> _DIRECTIONS FOR THIS TASK_: Determine which lines of the records include the word "brush", and copy them.

> _RECORDS_:
•••
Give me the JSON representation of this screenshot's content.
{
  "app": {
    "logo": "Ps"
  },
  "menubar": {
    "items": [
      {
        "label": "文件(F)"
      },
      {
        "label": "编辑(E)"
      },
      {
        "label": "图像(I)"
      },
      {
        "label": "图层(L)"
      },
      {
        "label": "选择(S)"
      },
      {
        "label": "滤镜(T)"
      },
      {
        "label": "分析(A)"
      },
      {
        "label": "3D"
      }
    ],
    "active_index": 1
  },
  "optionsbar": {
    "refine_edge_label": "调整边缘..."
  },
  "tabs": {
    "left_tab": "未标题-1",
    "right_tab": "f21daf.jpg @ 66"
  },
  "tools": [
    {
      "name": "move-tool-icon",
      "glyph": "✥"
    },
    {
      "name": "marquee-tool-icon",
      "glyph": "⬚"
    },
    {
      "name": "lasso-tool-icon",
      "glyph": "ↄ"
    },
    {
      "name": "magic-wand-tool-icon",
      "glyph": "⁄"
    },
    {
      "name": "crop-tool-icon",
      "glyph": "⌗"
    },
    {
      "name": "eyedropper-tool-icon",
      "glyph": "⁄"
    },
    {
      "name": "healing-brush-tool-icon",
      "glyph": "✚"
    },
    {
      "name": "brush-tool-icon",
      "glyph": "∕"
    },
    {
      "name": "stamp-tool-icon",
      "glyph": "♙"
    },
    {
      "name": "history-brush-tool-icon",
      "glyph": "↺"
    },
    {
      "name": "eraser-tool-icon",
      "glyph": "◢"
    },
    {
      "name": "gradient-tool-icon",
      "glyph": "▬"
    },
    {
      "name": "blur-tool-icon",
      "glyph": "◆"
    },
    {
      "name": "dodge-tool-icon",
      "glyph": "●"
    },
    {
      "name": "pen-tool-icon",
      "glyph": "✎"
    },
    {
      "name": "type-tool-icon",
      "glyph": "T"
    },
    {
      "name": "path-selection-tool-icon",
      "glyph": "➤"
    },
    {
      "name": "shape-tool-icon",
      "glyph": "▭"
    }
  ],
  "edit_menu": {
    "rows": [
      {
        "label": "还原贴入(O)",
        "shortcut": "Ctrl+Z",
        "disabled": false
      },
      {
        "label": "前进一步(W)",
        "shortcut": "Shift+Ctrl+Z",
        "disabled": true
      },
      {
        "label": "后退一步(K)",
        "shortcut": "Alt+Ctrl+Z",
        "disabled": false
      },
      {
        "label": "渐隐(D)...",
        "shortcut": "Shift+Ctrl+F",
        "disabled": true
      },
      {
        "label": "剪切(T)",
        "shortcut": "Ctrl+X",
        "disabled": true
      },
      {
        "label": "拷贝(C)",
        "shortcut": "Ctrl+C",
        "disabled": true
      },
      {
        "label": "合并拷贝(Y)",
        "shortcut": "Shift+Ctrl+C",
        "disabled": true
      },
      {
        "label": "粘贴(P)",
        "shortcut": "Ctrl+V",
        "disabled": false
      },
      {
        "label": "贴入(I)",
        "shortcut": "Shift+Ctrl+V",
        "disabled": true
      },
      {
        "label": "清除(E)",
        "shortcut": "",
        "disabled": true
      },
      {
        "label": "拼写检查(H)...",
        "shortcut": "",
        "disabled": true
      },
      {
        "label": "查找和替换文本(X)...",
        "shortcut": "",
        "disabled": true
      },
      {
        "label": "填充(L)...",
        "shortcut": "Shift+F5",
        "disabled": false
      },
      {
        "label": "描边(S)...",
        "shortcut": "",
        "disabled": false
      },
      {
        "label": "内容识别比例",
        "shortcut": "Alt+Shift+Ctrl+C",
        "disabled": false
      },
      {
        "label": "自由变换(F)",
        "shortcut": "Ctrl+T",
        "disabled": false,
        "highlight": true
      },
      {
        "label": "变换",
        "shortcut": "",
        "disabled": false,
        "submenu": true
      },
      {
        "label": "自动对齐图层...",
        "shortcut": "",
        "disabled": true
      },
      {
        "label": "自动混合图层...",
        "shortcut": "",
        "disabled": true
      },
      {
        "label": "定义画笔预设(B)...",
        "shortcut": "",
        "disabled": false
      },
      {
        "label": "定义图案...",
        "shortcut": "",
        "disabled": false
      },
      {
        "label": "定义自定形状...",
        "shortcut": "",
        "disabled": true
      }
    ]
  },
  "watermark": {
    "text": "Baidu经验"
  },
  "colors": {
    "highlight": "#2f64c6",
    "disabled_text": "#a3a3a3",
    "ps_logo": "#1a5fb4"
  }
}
•••
> _EXERCISE SOLUTION_:
      "name": "healing-brush-tool-icon",
      "name": "brush-tool-icon",
      "name": "history-brush-tool-icon",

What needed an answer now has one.